--- Texto extraído ---
Conocido el escritor, quise leer toda la obra de Sergio Ramírez, y con esa curiosidad apasionada que provoca el sentirnos cerca de la grandeza. Conocía los relatos de Charles Atlas también muere, Kalman Barsy me había recomendado la lectura de Castigo Divino; siempre la aplazaba aunque no la perdiera de vista. Sergio es un narrador nato, de tramas cautivadoras y de lectura fácil, algo que le envidio con admiración. Margarita está linda la mar me pareció novela genial; pero obra maestra, de la que todos los escritores deberíamos aprender esa adecuación sutil de diálogo, narrativa y descripción, finos matices en las motivaciones humanas, y que es nuestra obligación volver aún más enigmáticas, es la novela policial Castigo divino, en mi lista una de las diez mejores novelas escritas en Latinoamérica. De particular preferencia, como son esos rincones casi inadvertidos por la crítica, es el cuento Juego perfecto, que es la perfección del cuento lo mismo que testimonio de las siempre complejas relaciones padre e hijo, narración imprescindible en estos países marcados por la apetencia imperial yanqui, porque el béisbol es la herencia de todos nosotros. Ese cuento, Juego perfecto, es de los más memorables que he leído, queda cercano al cuento Araby, de James Joyce, en lo tocante a esas epifanías, o revelaciones, a que nos obliga el oscuro corazón humano, así visto según cierta serenidad que el verdadero escritor alcanza en su madurez creativa.
Decía el escritor inglés Evelyn Waugh que cada vez que un escritor amigo suyo ganaba un premio, él moría un poco de envidia. Debo decir que eso no me ocurriría de Sergio ganar, por ejemplo, un premio que hace años merece, el Premio Cervantes. Me alegraría, y debo añadir que en el caso de otros colegas escritores, sí moriría yo un poquito, sólo un poquito.
---
Tarea 1 — Según el texto sobre Sergio Ramírez, ¿qué novela policial figura entre las diez mejores novelas escritas en Latinoamérica?
Tarea 2 — Transcribe del texto sobre Sergio Ramírez el pasaje que va desde "Decía el escritor" hasta "sólo un poquito.", ambos incluidos.
Los datos no guardan relación alguna con el texto sobre Sergio Ramírez.
--- Extractos de datos ---
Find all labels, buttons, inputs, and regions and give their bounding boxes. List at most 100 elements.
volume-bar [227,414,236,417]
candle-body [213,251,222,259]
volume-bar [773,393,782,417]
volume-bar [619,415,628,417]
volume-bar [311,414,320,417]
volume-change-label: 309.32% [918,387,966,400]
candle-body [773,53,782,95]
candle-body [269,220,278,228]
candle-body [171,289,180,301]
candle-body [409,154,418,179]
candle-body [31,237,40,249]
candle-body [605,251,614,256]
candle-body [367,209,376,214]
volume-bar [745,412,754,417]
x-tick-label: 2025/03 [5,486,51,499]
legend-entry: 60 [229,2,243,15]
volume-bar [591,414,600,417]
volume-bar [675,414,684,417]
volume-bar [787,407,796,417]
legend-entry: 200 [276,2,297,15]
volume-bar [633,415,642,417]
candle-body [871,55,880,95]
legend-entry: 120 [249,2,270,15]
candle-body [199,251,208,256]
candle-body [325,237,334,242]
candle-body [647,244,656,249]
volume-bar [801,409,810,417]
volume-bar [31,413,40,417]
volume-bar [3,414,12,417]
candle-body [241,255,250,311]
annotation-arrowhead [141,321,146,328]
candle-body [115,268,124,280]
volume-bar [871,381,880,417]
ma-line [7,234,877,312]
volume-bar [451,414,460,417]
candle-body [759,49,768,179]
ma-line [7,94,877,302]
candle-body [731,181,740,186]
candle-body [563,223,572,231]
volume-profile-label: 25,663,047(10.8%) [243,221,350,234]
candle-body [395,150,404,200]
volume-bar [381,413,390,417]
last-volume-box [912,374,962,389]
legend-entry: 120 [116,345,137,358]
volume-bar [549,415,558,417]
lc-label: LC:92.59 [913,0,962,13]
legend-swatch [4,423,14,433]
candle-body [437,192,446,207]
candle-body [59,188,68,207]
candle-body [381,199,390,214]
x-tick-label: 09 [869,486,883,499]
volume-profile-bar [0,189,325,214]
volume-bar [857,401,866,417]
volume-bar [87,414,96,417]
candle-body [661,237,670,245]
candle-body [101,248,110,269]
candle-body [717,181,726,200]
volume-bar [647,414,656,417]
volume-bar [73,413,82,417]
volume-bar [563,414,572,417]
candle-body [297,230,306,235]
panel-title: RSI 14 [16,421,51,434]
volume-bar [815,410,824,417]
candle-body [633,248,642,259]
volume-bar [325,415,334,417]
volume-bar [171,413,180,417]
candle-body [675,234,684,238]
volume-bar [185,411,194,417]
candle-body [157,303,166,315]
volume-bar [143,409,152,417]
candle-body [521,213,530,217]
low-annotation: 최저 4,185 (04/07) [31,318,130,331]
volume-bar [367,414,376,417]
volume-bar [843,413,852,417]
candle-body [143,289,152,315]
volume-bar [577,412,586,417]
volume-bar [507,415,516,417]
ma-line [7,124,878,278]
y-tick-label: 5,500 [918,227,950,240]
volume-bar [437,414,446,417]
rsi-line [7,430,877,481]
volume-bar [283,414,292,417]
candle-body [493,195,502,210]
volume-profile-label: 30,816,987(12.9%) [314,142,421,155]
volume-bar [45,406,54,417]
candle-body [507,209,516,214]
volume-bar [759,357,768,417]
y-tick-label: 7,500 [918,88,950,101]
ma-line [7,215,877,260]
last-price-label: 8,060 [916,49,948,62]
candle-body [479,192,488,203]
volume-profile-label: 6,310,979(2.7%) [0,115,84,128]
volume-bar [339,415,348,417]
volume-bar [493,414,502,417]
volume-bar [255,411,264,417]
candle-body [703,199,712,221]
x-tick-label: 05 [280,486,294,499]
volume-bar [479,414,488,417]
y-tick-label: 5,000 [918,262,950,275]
---
Resultado 1 — Castigo divino.

Resultado 2 —
Decía el escritor inglés Evelyn Waugh que cada vez que un escritor amigo suyo ganaba un premio, él moría un poco de envidia. Debo decir que eso no me ocurriría de Sergio ganar, por ejemplo, un premio que hace años merece, el Premio Cervantes. Me alegraría, y debo añadir que en el caso de otros colegas escritores, sí moriría yo un poquito, sólo un poquito.